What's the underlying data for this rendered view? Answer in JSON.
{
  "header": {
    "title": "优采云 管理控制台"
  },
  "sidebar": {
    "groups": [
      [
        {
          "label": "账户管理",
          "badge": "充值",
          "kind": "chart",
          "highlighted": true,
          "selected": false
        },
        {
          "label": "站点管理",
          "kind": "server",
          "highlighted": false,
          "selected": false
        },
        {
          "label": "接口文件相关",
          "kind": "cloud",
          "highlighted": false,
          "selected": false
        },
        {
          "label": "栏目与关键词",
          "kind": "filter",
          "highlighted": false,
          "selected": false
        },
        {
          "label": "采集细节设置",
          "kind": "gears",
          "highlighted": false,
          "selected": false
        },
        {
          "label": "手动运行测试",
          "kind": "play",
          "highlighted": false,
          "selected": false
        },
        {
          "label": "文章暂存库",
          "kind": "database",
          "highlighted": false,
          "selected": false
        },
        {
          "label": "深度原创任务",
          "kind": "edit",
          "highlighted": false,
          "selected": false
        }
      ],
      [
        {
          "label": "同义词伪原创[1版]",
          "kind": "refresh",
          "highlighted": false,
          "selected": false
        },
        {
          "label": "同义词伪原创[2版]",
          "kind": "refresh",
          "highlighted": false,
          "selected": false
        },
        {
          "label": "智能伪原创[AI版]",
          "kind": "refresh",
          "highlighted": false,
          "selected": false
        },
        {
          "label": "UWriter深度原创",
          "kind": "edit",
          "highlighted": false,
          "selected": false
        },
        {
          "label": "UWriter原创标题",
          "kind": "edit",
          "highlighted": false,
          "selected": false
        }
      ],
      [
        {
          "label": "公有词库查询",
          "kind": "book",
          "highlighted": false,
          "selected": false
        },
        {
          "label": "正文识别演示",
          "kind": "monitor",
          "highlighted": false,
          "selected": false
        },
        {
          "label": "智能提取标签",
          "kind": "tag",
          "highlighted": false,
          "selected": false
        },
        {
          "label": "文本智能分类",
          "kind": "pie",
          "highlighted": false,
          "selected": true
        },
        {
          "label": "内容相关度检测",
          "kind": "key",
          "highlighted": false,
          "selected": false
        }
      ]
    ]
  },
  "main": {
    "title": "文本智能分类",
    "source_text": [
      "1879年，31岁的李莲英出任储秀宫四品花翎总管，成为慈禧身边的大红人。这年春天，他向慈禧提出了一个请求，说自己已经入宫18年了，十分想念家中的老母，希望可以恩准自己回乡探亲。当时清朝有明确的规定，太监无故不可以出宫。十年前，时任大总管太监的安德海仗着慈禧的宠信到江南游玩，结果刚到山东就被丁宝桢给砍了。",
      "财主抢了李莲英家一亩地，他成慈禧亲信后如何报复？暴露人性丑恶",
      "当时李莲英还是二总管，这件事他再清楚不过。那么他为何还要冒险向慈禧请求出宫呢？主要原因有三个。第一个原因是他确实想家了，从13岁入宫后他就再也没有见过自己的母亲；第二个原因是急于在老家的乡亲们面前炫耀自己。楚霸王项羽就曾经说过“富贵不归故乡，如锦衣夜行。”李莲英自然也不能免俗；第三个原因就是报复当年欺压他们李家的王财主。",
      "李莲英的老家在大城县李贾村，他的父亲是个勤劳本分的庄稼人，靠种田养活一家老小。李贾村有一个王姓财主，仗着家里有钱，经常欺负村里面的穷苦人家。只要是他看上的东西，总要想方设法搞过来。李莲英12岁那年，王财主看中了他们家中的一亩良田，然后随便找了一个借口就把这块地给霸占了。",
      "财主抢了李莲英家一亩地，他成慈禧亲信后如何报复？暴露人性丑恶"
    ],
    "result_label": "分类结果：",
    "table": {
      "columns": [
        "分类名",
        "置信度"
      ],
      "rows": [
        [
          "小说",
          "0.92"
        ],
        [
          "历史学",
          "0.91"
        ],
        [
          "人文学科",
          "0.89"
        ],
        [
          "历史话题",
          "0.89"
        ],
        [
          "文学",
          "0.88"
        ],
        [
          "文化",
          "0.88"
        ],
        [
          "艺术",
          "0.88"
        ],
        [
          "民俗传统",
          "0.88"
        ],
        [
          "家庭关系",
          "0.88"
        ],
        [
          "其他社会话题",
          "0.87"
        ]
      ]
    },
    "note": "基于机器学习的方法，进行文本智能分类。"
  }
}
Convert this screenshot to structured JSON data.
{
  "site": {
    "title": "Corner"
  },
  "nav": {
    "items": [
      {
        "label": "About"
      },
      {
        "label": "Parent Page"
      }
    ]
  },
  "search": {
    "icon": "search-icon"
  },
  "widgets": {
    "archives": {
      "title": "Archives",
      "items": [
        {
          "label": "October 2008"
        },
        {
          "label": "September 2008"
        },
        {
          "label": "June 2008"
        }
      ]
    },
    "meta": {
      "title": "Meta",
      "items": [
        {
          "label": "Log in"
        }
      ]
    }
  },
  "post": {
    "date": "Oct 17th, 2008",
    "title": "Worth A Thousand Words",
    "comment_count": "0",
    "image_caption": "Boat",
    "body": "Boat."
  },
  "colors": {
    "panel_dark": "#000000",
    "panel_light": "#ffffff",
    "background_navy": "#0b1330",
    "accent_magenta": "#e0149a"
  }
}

◇ ◇ ◇ ◇

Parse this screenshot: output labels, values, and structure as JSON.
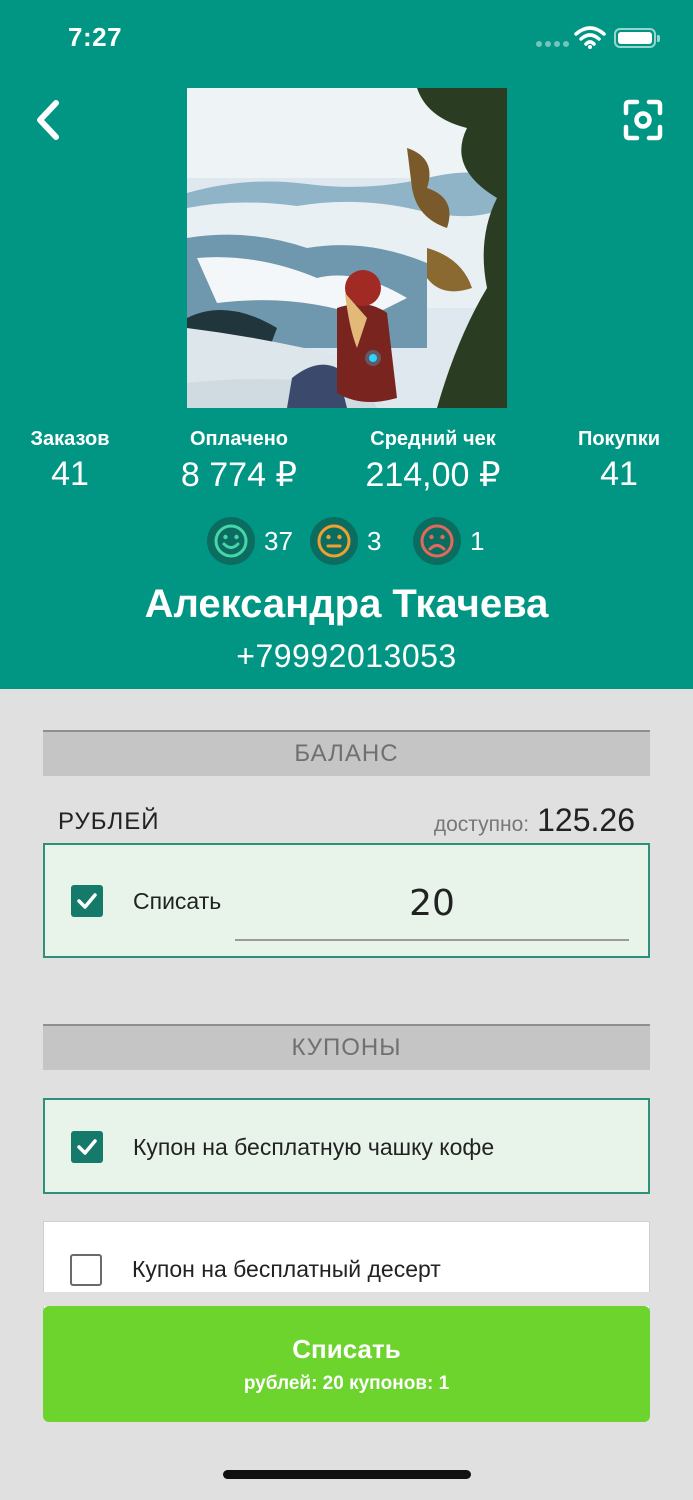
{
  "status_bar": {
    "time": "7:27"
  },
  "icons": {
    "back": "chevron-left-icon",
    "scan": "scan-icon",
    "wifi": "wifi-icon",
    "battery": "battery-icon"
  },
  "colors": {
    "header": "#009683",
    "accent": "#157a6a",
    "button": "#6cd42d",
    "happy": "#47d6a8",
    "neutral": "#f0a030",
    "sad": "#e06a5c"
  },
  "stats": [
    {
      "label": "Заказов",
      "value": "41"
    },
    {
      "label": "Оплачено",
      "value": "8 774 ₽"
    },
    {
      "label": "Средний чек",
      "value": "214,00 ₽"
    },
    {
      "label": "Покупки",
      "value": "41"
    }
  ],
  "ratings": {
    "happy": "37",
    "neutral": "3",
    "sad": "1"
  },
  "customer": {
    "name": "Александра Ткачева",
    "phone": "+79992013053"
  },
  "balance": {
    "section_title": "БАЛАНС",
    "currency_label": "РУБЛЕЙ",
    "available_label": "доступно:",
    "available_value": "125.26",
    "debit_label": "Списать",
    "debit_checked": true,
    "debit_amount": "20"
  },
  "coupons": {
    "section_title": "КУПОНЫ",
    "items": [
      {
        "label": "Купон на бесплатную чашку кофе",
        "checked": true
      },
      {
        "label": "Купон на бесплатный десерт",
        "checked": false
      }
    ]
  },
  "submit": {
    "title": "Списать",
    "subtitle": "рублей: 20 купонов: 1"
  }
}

◇ ◇ ◇ ◇

▶ _THE REQUEST_: Reply with nothing except the number of lines in the listing above that include "财主抢了李莲英家一亩地".

▶ _FINISHED ANSWER_: 2